- _EXERCISE TASK_:
In the material below, find all lines with the string "yields" and copy them.

>>>

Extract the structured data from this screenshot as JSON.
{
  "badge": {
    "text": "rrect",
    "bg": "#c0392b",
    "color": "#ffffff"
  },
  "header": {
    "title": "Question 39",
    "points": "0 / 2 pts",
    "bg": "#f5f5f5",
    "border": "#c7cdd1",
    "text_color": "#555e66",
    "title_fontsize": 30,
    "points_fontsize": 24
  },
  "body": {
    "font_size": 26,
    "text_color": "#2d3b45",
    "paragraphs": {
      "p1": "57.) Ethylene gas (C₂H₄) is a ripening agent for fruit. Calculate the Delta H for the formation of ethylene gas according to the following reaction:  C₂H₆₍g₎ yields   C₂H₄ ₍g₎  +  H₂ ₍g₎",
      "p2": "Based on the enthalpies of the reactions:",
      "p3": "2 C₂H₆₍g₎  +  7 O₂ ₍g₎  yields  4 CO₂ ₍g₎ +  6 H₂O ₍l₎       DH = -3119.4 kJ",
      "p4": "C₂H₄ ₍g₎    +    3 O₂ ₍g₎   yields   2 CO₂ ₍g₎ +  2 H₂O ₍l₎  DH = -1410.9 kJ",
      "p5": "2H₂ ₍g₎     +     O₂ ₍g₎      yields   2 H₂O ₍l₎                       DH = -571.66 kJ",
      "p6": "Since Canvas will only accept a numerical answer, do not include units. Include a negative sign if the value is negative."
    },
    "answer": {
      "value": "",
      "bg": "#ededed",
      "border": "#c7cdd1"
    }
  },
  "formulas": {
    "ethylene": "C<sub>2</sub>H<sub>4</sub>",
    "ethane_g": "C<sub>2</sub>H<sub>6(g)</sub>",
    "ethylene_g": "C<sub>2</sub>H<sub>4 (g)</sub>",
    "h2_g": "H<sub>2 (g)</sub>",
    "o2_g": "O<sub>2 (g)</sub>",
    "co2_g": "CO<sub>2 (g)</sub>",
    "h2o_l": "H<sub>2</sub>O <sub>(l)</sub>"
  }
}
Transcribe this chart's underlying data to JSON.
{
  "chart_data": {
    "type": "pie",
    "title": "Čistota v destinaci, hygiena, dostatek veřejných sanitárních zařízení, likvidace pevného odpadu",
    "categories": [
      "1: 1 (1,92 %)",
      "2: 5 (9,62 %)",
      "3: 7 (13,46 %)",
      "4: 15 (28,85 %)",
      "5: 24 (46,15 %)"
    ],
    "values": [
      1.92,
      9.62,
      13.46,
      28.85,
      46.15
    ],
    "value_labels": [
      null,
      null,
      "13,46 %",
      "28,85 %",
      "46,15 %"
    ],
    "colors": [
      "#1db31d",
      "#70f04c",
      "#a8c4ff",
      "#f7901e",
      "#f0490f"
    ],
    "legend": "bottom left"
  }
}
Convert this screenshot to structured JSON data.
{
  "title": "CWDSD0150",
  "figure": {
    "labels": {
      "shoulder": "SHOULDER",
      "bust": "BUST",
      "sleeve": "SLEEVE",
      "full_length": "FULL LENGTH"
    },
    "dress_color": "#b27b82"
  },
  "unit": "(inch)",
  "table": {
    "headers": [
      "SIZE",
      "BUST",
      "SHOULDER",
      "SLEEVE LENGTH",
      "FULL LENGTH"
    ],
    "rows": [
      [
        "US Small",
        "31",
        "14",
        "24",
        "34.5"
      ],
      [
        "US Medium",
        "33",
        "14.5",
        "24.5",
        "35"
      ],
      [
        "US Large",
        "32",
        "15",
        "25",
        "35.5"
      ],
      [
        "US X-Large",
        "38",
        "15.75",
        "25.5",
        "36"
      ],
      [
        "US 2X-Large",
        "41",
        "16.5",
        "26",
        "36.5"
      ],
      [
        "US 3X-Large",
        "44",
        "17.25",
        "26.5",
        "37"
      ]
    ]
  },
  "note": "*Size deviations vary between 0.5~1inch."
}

<<<

- _EXERCISE RESULT_:
      "p1": "57.) Ethylene gas (C₂H₄) is a ripening agent for fruit. Calculate the Delta H for the formation of ethylene gas according to the following reaction:  C₂H₆₍g₎ yields   C₂H₄ ₍g₎  +  H₂ ₍g₎",
      "p3": "2 C₂H₆₍g₎  +  7 O₂ ₍g₎  yields  4 CO₂ ₍g₎ +  6 H₂O ₍l₎       DH = -3119.4 kJ",
      "p4": "C₂H₄ ₍g₎    +    3 O₂ ₍g₎   yields   2 CO₂ ₍g₎ +  2 H₂O ₍l₎  DH = -1410.9 kJ",
      "p5": "2H₂ ₍g₎     +     O₂ ₍g₎      yields   2 H₂O ₍l₎                       DH = -571.66 kJ",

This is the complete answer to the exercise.